Everything from the line containing "Serialize everything readable" to the final line of the records below should be given again exactly, and nothing else.
==== Given entries ====
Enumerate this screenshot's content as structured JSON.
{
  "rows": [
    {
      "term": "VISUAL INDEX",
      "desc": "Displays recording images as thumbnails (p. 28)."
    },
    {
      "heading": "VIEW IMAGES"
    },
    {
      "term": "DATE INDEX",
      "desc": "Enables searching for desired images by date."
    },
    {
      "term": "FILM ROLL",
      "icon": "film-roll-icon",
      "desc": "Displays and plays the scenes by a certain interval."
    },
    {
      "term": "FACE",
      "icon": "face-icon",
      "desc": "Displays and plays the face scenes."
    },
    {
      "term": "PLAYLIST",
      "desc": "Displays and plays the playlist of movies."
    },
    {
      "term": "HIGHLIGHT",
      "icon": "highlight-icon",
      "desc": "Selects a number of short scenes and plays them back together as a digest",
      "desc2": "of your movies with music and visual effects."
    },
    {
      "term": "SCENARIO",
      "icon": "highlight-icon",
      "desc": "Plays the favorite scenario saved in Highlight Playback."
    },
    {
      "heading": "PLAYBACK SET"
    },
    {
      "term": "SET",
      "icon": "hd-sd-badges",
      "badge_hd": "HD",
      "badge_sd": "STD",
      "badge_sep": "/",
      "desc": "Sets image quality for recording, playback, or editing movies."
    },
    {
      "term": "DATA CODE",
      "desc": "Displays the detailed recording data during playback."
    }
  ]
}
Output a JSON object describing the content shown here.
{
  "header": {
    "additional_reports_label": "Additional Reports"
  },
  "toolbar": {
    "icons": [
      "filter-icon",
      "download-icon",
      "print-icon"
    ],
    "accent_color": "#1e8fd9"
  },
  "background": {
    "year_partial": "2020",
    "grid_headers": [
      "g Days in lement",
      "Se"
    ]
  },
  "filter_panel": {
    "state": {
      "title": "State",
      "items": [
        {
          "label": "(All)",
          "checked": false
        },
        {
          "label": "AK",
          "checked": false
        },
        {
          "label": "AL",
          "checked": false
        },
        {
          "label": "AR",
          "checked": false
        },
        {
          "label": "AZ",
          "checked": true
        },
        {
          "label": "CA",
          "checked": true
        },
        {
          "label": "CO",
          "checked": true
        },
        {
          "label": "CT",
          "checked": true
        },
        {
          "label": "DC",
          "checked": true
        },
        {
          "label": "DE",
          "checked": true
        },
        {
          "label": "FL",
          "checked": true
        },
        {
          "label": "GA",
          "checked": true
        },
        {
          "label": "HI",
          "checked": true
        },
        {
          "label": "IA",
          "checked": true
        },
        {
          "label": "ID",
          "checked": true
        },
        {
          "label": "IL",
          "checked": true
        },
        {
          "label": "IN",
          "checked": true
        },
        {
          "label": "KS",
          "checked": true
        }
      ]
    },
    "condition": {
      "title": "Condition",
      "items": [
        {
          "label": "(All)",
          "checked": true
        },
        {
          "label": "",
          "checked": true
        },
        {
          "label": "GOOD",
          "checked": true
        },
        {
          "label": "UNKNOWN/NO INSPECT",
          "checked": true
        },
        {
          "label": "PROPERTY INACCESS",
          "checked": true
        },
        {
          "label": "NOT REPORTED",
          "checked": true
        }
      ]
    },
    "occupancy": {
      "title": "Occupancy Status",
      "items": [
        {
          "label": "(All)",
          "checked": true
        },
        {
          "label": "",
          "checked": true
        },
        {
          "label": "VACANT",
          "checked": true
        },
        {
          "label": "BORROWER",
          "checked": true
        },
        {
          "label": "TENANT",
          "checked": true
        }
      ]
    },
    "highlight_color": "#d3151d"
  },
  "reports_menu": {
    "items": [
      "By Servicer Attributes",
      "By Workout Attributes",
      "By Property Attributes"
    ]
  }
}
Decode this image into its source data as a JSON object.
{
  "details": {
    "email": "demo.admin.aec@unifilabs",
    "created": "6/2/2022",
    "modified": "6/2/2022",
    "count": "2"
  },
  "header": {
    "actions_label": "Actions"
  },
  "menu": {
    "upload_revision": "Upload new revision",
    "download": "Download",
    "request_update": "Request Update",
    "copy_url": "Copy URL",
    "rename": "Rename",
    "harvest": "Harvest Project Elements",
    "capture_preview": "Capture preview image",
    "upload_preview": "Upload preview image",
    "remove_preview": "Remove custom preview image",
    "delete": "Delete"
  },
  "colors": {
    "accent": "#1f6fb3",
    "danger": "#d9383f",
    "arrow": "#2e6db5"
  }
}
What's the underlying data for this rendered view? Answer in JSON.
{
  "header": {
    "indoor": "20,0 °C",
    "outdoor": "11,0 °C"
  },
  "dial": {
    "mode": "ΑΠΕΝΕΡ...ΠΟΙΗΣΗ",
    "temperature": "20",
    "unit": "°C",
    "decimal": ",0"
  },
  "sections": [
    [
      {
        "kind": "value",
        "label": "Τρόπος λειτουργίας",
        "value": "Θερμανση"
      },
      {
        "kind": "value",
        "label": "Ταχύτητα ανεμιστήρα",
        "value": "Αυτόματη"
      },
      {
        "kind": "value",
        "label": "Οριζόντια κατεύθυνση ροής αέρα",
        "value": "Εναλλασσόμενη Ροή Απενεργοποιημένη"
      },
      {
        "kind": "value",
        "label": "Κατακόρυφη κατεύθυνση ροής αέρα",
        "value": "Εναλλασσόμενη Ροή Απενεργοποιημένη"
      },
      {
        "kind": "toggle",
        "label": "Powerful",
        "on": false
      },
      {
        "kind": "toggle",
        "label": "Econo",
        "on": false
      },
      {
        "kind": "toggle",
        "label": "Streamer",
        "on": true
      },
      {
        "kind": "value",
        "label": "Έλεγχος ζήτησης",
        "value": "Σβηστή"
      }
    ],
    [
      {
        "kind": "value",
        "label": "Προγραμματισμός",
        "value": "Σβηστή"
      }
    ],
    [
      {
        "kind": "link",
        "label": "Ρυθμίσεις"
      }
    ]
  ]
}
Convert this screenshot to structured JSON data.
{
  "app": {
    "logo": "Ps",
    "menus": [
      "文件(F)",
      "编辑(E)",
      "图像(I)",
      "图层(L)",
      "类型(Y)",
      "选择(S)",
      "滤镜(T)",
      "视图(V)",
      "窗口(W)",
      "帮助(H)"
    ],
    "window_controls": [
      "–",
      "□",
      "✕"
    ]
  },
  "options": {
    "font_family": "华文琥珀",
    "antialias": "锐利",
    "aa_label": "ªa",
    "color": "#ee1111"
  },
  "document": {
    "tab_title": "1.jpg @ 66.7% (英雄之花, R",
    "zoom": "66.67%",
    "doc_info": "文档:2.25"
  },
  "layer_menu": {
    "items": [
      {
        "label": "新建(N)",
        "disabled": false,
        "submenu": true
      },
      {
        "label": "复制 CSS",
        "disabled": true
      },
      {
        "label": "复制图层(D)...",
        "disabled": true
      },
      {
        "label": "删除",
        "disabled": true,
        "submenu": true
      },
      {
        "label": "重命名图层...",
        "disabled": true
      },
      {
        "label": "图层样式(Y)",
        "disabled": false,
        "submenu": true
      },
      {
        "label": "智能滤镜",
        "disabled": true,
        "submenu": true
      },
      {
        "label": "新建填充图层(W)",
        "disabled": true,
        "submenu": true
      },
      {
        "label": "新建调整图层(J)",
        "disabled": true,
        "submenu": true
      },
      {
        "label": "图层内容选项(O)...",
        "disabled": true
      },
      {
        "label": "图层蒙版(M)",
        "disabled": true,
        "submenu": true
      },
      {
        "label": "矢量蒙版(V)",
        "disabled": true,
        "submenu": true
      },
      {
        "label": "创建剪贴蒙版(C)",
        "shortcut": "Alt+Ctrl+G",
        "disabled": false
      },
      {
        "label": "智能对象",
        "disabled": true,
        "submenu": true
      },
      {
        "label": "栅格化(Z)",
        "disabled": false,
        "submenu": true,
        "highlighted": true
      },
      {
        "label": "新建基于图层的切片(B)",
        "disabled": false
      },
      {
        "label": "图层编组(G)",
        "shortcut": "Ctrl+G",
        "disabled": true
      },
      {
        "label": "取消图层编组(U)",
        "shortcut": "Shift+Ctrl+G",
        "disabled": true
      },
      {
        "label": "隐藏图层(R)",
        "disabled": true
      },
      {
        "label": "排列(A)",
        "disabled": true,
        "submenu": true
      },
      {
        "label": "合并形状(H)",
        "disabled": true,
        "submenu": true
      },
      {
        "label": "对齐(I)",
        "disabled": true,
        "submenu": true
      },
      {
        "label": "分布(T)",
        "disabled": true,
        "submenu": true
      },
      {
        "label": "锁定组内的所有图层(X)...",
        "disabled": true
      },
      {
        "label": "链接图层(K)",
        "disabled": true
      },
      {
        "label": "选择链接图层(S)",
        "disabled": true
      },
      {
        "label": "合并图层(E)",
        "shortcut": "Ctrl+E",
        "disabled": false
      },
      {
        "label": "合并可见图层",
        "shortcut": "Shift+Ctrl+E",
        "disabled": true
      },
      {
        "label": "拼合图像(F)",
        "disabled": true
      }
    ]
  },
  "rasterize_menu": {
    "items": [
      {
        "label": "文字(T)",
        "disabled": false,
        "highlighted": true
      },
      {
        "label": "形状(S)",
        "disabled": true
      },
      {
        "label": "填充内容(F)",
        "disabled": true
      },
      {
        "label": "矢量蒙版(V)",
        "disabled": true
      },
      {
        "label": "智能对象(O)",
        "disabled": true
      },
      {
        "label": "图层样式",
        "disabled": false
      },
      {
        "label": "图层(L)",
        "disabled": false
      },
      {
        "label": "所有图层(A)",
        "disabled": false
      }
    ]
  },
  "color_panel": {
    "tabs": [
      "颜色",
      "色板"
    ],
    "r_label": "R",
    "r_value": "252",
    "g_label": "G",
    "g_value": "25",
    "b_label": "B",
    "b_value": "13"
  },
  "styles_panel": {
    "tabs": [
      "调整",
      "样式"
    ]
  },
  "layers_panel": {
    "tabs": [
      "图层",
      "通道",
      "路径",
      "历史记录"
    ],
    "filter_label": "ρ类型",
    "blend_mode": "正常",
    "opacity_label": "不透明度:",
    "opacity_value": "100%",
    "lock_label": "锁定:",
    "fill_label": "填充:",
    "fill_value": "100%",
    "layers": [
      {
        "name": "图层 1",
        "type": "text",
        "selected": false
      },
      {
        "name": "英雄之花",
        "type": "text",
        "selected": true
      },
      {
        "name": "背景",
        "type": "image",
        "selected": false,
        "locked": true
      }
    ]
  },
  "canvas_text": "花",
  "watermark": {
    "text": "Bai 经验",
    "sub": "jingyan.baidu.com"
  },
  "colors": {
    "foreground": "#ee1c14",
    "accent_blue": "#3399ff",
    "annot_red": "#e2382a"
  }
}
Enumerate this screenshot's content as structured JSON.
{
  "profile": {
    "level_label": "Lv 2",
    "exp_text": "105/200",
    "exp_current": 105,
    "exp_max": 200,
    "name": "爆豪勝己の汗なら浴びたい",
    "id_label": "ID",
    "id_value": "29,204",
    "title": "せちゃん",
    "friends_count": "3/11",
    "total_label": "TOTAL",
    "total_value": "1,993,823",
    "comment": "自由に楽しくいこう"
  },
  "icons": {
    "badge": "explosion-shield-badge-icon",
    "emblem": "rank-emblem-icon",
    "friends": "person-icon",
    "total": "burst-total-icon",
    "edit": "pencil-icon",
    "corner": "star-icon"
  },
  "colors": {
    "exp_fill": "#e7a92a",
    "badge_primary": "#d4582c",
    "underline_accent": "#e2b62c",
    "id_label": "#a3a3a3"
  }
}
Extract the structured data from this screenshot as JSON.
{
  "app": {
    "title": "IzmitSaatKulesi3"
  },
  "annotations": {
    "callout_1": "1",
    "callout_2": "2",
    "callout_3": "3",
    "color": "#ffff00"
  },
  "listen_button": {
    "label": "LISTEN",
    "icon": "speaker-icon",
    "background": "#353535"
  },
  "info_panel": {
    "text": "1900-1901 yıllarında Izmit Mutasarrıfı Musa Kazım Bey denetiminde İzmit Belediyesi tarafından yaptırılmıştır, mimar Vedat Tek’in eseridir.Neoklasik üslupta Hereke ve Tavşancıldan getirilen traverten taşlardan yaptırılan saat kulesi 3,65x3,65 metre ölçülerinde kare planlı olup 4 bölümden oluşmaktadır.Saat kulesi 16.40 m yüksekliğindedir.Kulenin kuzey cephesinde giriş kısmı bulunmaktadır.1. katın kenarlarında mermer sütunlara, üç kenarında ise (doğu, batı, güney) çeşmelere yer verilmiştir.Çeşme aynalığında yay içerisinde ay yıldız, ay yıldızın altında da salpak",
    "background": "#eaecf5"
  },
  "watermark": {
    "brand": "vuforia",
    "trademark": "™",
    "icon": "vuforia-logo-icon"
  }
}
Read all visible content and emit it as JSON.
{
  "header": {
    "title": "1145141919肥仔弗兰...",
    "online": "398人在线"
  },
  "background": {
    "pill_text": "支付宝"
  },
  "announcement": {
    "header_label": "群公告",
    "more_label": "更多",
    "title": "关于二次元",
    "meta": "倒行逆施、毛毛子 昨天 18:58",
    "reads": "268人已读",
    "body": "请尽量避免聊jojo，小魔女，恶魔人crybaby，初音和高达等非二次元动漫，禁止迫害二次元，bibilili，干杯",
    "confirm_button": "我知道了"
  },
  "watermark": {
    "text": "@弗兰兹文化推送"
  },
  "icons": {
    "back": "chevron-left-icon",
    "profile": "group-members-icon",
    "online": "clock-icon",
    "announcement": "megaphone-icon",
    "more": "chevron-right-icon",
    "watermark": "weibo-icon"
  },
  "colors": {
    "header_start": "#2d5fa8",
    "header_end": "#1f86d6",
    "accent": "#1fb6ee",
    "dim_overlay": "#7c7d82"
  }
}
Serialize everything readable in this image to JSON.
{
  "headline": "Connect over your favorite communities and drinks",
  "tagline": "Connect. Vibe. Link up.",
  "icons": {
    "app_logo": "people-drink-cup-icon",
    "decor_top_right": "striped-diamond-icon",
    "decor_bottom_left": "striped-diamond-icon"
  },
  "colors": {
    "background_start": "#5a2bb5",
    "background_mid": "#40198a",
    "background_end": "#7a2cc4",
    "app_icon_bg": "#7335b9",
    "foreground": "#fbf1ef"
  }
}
====
> Written reply:
Serialize everything readable in this image to JSON.
{
  "headline": "Connect over your favorite communities and drinks",
  "tagline": "Connect. Vibe. Link up.",
  "icons": {
    "app_logo": "people-drink-cup-icon",
    "decor_top_right": "striped-diamond-icon",
    "decor_bottom_left": "striped-diamond-icon"
  },
  "colors": {
    "background_start": "#5a2bb5",
    "background_mid": "#40198a",
    "background_end": "#7a2cc4",
    "app_icon_bg": "#7335b9",
    "foreground": "#fbf1ef"
  }
}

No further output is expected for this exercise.